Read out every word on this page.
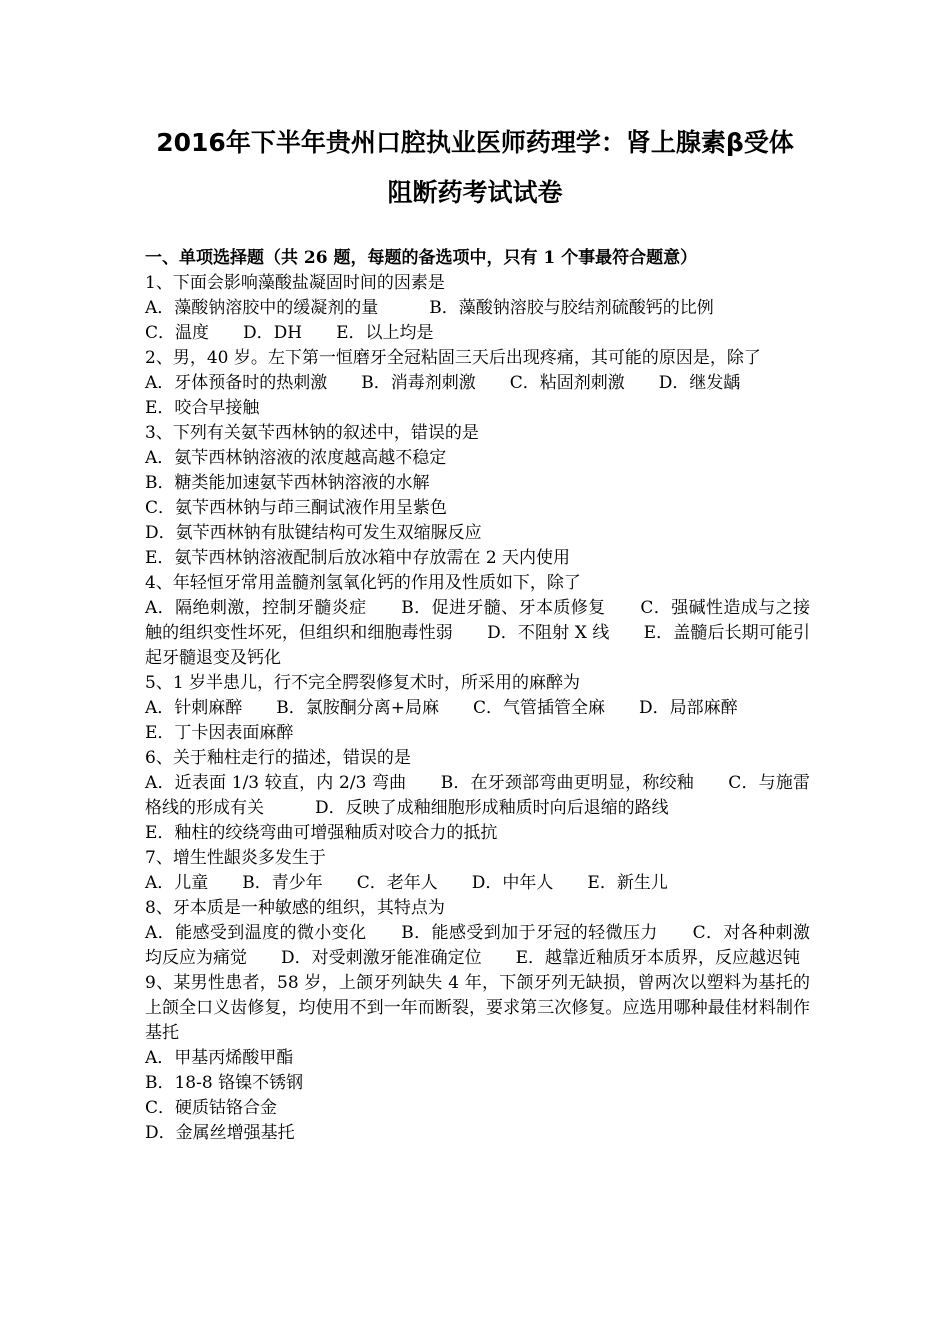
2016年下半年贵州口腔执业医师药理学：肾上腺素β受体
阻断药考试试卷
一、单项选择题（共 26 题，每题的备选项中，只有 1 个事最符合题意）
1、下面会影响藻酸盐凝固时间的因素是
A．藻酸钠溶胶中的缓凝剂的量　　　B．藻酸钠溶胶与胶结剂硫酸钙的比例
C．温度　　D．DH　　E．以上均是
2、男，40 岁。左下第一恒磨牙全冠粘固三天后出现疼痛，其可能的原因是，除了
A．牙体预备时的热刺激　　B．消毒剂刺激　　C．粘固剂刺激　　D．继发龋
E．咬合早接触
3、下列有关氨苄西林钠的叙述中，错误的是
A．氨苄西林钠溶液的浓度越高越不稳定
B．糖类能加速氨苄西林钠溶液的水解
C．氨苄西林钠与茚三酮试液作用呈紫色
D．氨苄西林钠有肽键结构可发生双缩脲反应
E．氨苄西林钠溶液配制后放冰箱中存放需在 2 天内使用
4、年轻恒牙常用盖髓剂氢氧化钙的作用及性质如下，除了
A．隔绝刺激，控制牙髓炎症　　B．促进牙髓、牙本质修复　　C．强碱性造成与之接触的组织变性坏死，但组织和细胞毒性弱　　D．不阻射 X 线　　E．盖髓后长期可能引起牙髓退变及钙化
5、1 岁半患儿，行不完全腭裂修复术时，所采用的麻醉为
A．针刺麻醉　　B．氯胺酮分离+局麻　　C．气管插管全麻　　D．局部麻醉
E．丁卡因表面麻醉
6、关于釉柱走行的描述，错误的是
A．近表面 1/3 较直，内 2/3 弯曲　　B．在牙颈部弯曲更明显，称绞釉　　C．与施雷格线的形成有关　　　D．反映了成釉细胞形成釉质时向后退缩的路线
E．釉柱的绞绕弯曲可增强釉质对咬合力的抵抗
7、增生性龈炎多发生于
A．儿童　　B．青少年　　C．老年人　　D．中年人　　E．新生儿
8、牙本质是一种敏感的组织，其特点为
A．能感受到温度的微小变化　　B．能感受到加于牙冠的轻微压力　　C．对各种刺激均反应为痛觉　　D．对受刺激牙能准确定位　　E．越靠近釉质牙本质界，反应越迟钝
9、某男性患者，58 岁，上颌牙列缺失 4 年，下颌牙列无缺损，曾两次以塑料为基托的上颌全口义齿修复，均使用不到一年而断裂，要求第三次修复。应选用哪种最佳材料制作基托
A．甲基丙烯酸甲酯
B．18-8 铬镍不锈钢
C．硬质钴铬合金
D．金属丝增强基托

### Stated exercise
Write out the listing above again, exactly, but with no pictures in the copy.

### Expected answer
Read out every word on this page.
2016年下半年贵州口腔执业医师药理学：肾上腺素β受体
阻断药考试试卷
一、单项选择题（共 26 题，每题的备选项中，只有 1 个事最符合题意）
1、下面会影响藻酸盐凝固时间的因素是
A．藻酸钠溶胶中的缓凝剂的量　　　B．藻酸钠溶胶与胶结剂硫酸钙的比例
C．温度　　D．DH　　E．以上均是
2、男，40 岁。左下第一恒磨牙全冠粘固三天后出现疼痛，其可能的原因是，除了
A．牙体预备时的热刺激　　B．消毒剂刺激　　C．粘固剂刺激　　D．继发龋
E．咬合早接触
3、下列有关氨苄西林钠的叙述中，错误的是
A．氨苄西林钠溶液的浓度越高越不稳定
B．糖类能加速氨苄西林钠溶液的水解
C．氨苄西林钠与茚三酮试液作用呈紫色
D．氨苄西林钠有肽键结构可发生双缩脲反应
E．氨苄西林钠溶液配制后放冰箱中存放需在 2 天内使用
4、年轻恒牙常用盖髓剂氢氧化钙的作用及性质如下，除了
A．隔绝刺激，控制牙髓炎症　　B．促进牙髓、牙本质修复　　C．强碱性造成与之接触的组织变性坏死，但组织和细胞毒性弱　　D．不阻射 X 线　　E．盖髓后长期可能引起牙髓退变及钙化
5、1 岁半患儿，行不完全腭裂修复术时，所采用的麻醉为
A．针刺麻醉　　B．氯胺酮分离+局麻　　C．气管插管全麻　　D．局部麻醉
E．丁卡因表面麻醉
6、关于釉柱走行的描述，错误的是
A．近表面 1/3 较直，内 2/3 弯曲　　B．在牙颈部弯曲更明显，称绞釉　　C．与施雷格线的形成有关　　　D．反映了成釉细胞形成釉质时向后退缩的路线
E．釉柱的绞绕弯曲可增强釉质对咬合力的抵抗
7、增生性龈炎多发生于
A．儿童　　B．青少年　　C．老年人　　D．中年人　　E．新生儿
8、牙本质是一种敏感的组织，其特点为
A．能感受到温度的微小变化　　B．能感受到加于牙冠的轻微压力　　C．对各种刺激均反应为痛觉　　D．对受刺激牙能准确定位　　E．越靠近釉质牙本质界，反应越迟钝
9、某男性患者，58 岁，上颌牙列缺失 4 年，下颌牙列无缺损，曾两次以塑料为基托的上颌全口义齿修复，均使用不到一年而断裂，要求第三次修复。应选用哪种最佳材料制作基托
A．甲基丙烯酸甲酯
B．18-8 铬镍不锈钢
C．硬质钴铬合金
D．金属丝增强基托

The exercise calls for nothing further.